Data lines –
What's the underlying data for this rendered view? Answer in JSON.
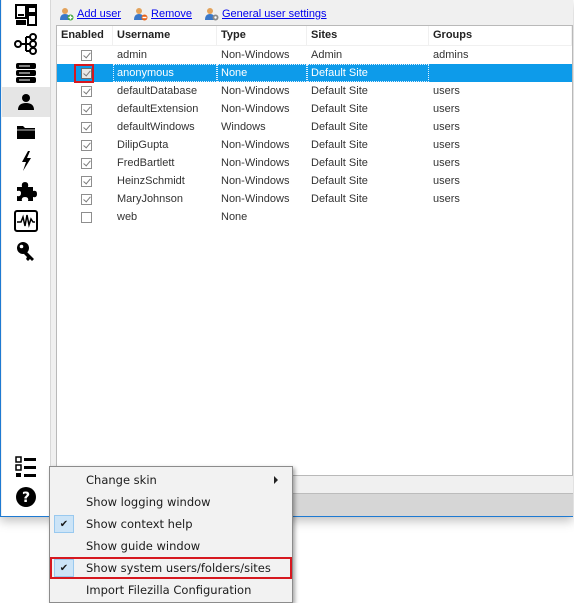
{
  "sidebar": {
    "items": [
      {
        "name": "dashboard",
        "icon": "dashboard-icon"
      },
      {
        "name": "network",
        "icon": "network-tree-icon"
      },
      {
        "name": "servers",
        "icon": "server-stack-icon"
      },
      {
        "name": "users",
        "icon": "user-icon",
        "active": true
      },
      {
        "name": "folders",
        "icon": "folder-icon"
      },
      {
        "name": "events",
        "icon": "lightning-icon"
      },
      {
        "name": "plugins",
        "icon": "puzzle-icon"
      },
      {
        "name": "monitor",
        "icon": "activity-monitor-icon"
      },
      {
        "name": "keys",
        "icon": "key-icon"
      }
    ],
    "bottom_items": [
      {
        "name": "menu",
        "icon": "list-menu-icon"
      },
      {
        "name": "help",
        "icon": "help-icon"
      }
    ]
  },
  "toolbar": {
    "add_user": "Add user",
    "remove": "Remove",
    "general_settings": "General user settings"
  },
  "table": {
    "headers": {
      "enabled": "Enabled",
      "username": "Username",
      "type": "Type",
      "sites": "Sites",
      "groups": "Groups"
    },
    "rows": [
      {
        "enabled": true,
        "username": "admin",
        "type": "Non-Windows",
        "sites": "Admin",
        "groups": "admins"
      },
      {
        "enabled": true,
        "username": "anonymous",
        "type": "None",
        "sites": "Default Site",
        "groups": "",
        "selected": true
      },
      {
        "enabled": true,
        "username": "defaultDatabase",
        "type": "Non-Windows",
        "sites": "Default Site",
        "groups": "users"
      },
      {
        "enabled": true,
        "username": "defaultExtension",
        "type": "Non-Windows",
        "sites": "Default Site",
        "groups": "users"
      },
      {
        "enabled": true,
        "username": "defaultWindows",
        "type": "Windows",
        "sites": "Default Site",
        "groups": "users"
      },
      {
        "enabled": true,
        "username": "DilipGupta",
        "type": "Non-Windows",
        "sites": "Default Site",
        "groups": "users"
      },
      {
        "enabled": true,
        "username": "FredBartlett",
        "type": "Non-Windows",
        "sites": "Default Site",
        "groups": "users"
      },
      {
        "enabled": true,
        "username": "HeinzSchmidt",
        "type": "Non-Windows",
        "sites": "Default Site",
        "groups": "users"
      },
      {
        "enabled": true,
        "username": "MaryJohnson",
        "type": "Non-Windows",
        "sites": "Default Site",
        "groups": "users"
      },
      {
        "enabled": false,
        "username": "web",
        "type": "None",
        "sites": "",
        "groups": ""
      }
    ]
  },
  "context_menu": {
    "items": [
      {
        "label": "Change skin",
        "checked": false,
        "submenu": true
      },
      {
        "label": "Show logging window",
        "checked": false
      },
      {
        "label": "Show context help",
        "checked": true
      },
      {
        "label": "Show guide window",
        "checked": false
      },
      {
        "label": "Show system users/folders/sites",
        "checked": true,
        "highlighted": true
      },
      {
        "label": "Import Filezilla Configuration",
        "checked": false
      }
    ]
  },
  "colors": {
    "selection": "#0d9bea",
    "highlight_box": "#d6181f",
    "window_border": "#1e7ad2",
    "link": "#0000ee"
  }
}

Your instructions – Omit the pictures. Transcribe every record exactly.

Result of this exercise –
What's the underlying data for this rendered view? Answer in JSON.
{
  "sidebar": {
    "items": [
      {
        "name": "dashboard",
        "icon": "dashboard-icon"
      },
      {
        "name": "network",
        "icon": "network-tree-icon"
      },
      {
        "name": "servers",
        "icon": "server-stack-icon"
      },
      {
        "name": "users",
        "icon": "user-icon",
        "active": true
      },
      {
        "name": "folders",
        "icon": "folder-icon"
      },
      {
        "name": "events",
        "icon": "lightning-icon"
      },
      {
        "name": "plugins",
        "icon": "puzzle-icon"
      },
      {
        "name": "monitor",
        "icon": "activity-monitor-icon"
      },
      {
        "name": "keys",
        "icon": "key-icon"
      }
    ],
    "bottom_items": [
      {
        "name": "menu",
        "icon": "list-menu-icon"
      },
      {
        "name": "help",
        "icon": "help-icon"
      }
    ]
  },
  "toolbar": {
    "add_user": "Add user",
    "remove": "Remove",
    "general_settings": "General user settings"
  },
  "table": {
    "headers": {
      "enabled": "Enabled",
      "username": "Username",
      "type": "Type",
      "sites": "Sites",
      "groups": "Groups"
    },
    "rows": [
      {
        "enabled": true,
        "username": "admin",
        "type": "Non-Windows",
        "sites": "Admin",
        "groups": "admins"
      },
      {
        "enabled": true,
        "username": "anonymous",
        "type": "None",
        "sites": "Default Site",
        "groups": "",
        "selected": true
      },
      {
        "enabled": true,
        "username": "defaultDatabase",
        "type": "Non-Windows",
        "sites": "Default Site",
        "groups": "users"
      },
      {
        "enabled": true,
        "username": "defaultExtension",
        "type": "Non-Windows",
        "sites": "Default Site",
        "groups": "users"
      },
      {
        "enabled": true,
        "username": "defaultWindows",
        "type": "Windows",
        "sites": "Default Site",
        "groups": "users"
      },
      {
        "enabled": true,
        "username": "DilipGupta",
        "type": "Non-Windows",
        "sites": "Default Site",
        "groups": "users"
      },
      {
        "enabled": true,
        "username": "FredBartlett",
        "type": "Non-Windows",
        "sites": "Default Site",
        "groups": "users"
      },
      {
        "enabled": true,
        "username": "HeinzSchmidt",
        "type": "Non-Windows",
        "sites": "Default Site",
        "groups": "users"
      },
      {
        "enabled": true,
        "username": "MaryJohnson",
        "type": "Non-Windows",
        "sites": "Default Site",
        "groups": "users"
      },
      {
        "enabled": false,
        "username": "web",
        "type": "None",
        "sites": "",
        "groups": ""
      }
    ]
  },
  "context_menu": {
    "items": [
      {
        "label": "Change skin",
        "checked": false,
        "submenu": true
      },
      {
        "label": "Show logging window",
        "checked": false
      },
      {
        "label": "Show context help",
        "checked": true
      },
      {
        "label": "Show guide window",
        "checked": false
      },
      {
        "label": "Show system users/folders/sites",
        "checked": true,
        "highlighted": true
      },
      {
        "label": "Import Filezilla Configuration",
        "checked": false
      }
    ]
  },
  "colors": {
    "selection": "#0d9bea",
    "highlight_box": "#d6181f",
    "window_border": "#1e7ad2",
    "link": "#0000ee"
  }
}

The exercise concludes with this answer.